Dataset items
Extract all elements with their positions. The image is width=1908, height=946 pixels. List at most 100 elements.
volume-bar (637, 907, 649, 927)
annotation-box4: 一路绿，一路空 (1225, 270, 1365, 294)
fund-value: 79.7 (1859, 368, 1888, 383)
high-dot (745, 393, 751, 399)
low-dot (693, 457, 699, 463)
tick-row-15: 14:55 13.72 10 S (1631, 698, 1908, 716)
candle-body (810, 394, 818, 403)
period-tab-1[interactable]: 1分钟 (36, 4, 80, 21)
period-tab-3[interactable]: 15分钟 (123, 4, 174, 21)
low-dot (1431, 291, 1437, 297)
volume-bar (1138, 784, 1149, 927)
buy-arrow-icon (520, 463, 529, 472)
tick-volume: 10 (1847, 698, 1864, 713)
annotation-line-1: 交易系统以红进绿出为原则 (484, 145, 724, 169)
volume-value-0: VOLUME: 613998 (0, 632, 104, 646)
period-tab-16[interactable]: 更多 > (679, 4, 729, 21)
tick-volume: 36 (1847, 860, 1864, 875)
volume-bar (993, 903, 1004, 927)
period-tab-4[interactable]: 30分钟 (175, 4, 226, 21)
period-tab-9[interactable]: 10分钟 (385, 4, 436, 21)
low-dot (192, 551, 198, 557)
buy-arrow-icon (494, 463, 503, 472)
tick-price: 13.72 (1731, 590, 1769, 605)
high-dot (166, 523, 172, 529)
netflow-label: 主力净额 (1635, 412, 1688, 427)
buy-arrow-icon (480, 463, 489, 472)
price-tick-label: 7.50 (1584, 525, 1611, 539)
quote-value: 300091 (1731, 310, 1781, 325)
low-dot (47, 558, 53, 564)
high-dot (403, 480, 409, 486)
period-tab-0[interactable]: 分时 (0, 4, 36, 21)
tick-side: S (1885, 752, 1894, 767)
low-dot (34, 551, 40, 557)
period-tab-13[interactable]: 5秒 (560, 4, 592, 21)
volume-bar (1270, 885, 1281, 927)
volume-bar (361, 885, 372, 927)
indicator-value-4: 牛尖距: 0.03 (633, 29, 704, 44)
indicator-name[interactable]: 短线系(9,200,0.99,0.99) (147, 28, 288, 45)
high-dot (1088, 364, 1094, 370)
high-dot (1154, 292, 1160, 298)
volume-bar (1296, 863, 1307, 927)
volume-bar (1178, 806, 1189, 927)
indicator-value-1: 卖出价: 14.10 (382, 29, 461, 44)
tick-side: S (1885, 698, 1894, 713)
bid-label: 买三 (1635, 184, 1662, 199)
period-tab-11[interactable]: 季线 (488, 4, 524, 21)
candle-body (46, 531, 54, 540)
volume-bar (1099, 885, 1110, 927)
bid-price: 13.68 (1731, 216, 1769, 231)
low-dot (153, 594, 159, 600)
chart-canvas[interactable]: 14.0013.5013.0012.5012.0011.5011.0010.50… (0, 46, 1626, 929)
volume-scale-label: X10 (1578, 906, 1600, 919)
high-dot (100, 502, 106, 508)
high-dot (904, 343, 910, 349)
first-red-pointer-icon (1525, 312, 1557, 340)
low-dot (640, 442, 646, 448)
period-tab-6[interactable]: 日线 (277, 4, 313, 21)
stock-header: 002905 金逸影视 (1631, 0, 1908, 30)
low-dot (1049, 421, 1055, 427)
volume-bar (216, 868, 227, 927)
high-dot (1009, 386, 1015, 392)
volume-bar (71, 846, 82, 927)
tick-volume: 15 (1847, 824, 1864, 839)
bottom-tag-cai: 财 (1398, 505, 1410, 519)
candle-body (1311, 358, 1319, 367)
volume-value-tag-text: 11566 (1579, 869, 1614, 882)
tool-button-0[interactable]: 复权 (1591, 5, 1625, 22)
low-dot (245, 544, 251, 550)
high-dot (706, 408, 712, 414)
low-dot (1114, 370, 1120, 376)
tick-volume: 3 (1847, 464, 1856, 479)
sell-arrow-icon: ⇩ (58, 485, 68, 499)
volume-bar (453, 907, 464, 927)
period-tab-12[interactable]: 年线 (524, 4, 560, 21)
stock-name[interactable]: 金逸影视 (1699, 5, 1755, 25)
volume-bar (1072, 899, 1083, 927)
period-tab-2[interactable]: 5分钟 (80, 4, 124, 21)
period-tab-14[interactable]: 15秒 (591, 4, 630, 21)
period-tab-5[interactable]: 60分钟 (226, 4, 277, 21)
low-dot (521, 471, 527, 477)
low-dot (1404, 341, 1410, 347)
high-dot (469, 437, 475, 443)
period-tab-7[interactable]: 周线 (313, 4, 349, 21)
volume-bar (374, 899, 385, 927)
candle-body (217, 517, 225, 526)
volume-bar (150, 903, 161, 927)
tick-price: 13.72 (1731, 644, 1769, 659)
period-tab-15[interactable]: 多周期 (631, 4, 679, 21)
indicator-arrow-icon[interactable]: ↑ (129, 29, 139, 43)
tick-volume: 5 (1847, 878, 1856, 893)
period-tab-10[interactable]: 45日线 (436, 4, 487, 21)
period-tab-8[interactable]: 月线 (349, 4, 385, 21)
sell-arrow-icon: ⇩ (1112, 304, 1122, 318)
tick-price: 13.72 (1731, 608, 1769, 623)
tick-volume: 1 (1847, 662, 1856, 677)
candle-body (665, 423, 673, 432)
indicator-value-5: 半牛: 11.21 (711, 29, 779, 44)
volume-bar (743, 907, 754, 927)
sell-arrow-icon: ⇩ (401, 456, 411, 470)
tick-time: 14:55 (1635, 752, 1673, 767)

Task brief: Please copy out every line of the listing above, character for character, with nothing changed, added, or left out.

Final answer:
Extract all elements with their positions. The image is width=1908, height=946 pixels. List at most 100 elements.
volume-bar (637, 907, 649, 927)
annotation-box4: 一路绿，一路空 (1225, 270, 1365, 294)
fund-value: 79.7 (1859, 368, 1888, 383)
high-dot (745, 393, 751, 399)
low-dot (693, 457, 699, 463)
tick-row-15: 14:55 13.72 10 S (1631, 698, 1908, 716)
candle-body (810, 394, 818, 403)
period-tab-1[interactable]: 1分钟 (36, 4, 80, 21)
period-tab-3[interactable]: 15分钟 (123, 4, 174, 21)
low-dot (1431, 291, 1437, 297)
volume-bar (1138, 784, 1149, 927)
buy-arrow-icon (520, 463, 529, 472)
tick-volume: 10 (1847, 698, 1864, 713)
annotation-line-1: 交易系统以红进绿出为原则 (484, 145, 724, 169)
volume-value-0: VOLUME: 613998 (0, 632, 104, 646)
period-tab-16[interactable]: 更多 > (679, 4, 729, 21)
tick-volume: 36 (1847, 860, 1864, 875)
volume-bar (993, 903, 1004, 927)
period-tab-4[interactable]: 30分钟 (175, 4, 226, 21)
period-tab-9[interactable]: 10分钟 (385, 4, 436, 21)
low-dot (192, 551, 198, 557)
buy-arrow-icon (494, 463, 503, 472)
tick-price: 13.72 (1731, 590, 1769, 605)
high-dot (166, 523, 172, 529)
netflow-label: 主力净额 (1635, 412, 1688, 427)
buy-arrow-icon (480, 463, 489, 472)
price-tick-label: 7.50 (1584, 525, 1611, 539)
quote-value: 300091 (1731, 310, 1781, 325)
low-dot (47, 558, 53, 564)
high-dot (403, 480, 409, 486)
period-tab-0[interactable]: 分时 (0, 4, 36, 21)
tick-side: S (1885, 752, 1894, 767)
low-dot (34, 551, 40, 557)
period-tab-13[interactable]: 5秒 (560, 4, 592, 21)
volume-bar (1270, 885, 1281, 927)
volume-bar (361, 885, 372, 927)
indicator-value-4: 牛尖距: 0.03 (633, 29, 704, 44)
indicator-name[interactable]: 短线系(9,200,0.99,0.99) (147, 28, 288, 45)
high-dot (1088, 364, 1094, 370)
high-dot (1154, 292, 1160, 298)
volume-bar (1296, 863, 1307, 927)
volume-bar (1178, 806, 1189, 927)
indicator-value-1: 卖出价: 14.10 (382, 29, 461, 44)
tick-side: S (1885, 698, 1894, 713)
bid-label: 买三 (1635, 184, 1662, 199)
period-tab-11[interactable]: 季线 (488, 4, 524, 21)
candle-body (46, 531, 54, 540)
volume-bar (1099, 885, 1110, 927)
bid-price: 13.68 (1731, 216, 1769, 231)
low-dot (153, 594, 159, 600)
chart-canvas[interactable]: 14.0013.5013.0012.5012.0011.5011.0010.50… (0, 46, 1626, 929)
volume-scale-label: X10 (1578, 906, 1600, 919)
high-dot (100, 502, 106, 508)
high-dot (904, 343, 910, 349)
first-red-pointer-icon (1525, 312, 1557, 340)
low-dot (640, 442, 646, 448)
period-tab-6[interactable]: 日线 (277, 4, 313, 21)
stock-header: 002905 金逸影视 (1631, 0, 1908, 30)
low-dot (1049, 421, 1055, 427)
volume-bar (216, 868, 227, 927)
high-dot (1009, 386, 1015, 392)
volume-bar (71, 846, 82, 927)
tick-volume: 15 (1847, 824, 1864, 839)
bottom-tag-cai: 财 (1398, 505, 1410, 519)
candle-body (1311, 358, 1319, 367)
volume-value-tag-text: 11566 (1579, 869, 1614, 882)
tool-button-0[interactable]: 复权 (1591, 5, 1625, 22)
low-dot (245, 544, 251, 550)
high-dot (706, 408, 712, 414)
low-dot (1114, 370, 1120, 376)
tick-volume: 3 (1847, 464, 1856, 479)
sell-arrow-icon: ⇩ (58, 485, 68, 499)
volume-bar (453, 907, 464, 927)
period-tab-12[interactable]: 年线 (524, 4, 560, 21)
stock-name[interactable]: 金逸影视 (1699, 5, 1755, 25)
volume-bar (1072, 899, 1083, 927)
period-tab-2[interactable]: 5分钟 (80, 4, 124, 21)
period-tab-14[interactable]: 15秒 (591, 4, 630, 21)
period-tab-5[interactable]: 60分钟 (226, 4, 277, 21)
low-dot (521, 471, 527, 477)
low-dot (1404, 341, 1410, 347)
high-dot (469, 437, 475, 443)
period-tab-7[interactable]: 周线 (313, 4, 349, 21)
volume-bar (374, 899, 385, 927)
candle-body (217, 517, 225, 526)
volume-bar (150, 903, 161, 927)
tick-price: 13.72 (1731, 644, 1769, 659)
period-tab-15[interactable]: 多周期 (631, 4, 679, 21)
indicator-arrow-icon[interactable]: ↑ (129, 29, 139, 43)
tick-volume: 5 (1847, 878, 1856, 893)
period-tab-10[interactable]: 45日线 (436, 4, 487, 21)
period-tab-8[interactable]: 月线 (349, 4, 385, 21)
sell-arrow-icon: ⇩ (1112, 304, 1122, 318)
tick-price: 13.72 (1731, 608, 1769, 623)
tick-volume: 1 (1847, 662, 1856, 677)
candle-body (665, 423, 673, 432)
indicator-value-5: 半牛: 11.21 (711, 29, 779, 44)
volume-bar (743, 907, 754, 927)
sell-arrow-icon: ⇩ (401, 456, 411, 470)
tick-time: 14:55 (1635, 752, 1673, 767)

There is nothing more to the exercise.